**Task requirements:** Out of the lines in this data, how many include "испытываемых"? Give the number and nothing else.

**Data extract:**
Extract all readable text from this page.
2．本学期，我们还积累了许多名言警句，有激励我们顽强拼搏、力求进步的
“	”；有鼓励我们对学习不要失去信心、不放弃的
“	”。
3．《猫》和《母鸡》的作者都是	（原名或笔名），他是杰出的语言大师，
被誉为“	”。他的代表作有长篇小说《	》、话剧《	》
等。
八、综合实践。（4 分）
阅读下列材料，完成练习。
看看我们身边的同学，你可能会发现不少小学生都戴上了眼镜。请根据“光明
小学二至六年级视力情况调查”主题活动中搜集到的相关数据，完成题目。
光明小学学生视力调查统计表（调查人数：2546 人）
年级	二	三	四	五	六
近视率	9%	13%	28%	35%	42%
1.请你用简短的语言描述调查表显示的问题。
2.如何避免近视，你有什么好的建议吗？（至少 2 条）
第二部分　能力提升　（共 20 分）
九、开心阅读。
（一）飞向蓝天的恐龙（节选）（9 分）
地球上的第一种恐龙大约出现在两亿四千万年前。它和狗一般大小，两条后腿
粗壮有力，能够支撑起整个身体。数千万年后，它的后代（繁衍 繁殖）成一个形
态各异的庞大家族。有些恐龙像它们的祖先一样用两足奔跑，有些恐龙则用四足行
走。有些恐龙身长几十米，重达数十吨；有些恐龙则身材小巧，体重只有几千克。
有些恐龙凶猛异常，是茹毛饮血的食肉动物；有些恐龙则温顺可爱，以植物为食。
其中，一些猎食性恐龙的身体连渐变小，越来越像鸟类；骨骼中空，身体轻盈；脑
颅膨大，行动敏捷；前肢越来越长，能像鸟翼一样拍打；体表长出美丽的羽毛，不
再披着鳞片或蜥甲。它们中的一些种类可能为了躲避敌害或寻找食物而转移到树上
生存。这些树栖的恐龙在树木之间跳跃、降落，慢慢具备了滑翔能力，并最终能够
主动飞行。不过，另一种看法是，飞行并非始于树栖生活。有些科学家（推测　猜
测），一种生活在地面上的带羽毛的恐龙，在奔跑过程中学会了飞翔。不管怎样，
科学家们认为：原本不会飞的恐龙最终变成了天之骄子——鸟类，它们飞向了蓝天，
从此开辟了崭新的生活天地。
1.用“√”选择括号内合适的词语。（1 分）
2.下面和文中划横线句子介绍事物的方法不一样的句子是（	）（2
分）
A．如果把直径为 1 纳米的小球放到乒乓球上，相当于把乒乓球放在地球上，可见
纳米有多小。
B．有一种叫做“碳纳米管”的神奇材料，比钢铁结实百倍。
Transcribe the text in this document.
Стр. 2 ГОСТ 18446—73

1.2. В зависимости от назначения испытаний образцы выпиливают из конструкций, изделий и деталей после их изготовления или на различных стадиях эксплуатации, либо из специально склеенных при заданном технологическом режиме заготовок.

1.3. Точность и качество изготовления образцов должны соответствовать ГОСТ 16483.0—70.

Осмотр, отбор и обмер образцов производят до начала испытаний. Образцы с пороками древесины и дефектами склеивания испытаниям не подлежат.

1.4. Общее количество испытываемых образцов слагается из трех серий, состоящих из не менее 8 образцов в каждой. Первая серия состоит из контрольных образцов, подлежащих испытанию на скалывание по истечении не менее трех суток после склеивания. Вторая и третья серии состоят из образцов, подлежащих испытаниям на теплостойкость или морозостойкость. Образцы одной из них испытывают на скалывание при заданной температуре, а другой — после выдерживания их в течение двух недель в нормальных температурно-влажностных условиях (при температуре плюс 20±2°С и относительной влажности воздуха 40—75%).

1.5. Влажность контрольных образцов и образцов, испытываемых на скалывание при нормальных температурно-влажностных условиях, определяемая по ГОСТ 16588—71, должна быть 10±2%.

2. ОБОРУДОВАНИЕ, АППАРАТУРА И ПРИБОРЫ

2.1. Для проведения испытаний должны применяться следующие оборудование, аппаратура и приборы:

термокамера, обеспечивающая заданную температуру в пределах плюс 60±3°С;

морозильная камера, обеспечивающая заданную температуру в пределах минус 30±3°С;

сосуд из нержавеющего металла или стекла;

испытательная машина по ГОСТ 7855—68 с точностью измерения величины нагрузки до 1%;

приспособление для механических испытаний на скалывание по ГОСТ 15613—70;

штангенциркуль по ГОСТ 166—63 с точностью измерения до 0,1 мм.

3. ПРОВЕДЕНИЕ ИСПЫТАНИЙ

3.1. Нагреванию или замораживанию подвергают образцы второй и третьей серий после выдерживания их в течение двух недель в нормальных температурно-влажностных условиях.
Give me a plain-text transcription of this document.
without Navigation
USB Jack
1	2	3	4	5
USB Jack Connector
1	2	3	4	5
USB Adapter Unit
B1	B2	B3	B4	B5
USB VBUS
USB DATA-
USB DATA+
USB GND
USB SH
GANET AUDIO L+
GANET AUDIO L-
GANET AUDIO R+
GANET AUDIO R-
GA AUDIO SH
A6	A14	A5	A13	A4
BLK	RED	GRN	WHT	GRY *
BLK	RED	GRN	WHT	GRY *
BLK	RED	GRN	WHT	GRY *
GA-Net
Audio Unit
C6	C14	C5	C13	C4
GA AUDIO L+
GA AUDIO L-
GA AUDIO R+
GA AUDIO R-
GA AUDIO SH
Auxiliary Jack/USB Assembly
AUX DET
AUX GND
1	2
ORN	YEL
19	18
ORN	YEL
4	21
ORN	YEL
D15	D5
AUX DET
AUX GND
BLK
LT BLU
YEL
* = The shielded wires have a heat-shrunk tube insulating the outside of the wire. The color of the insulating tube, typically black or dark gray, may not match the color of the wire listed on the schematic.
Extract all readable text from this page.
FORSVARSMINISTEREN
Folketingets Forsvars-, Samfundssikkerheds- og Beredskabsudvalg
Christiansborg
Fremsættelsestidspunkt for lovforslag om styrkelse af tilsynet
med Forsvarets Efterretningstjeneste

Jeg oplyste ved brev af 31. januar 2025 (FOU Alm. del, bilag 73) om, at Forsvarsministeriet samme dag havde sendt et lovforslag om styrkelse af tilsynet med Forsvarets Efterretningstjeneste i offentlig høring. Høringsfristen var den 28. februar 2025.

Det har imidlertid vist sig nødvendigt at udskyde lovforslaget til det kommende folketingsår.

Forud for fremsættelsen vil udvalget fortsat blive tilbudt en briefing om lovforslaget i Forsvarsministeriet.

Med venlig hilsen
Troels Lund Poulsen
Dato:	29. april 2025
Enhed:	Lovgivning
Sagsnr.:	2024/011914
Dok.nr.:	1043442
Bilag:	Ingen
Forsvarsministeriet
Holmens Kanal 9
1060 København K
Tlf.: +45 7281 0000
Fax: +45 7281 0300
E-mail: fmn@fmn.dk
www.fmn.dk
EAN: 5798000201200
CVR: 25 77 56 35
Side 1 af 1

**Correct result:** 2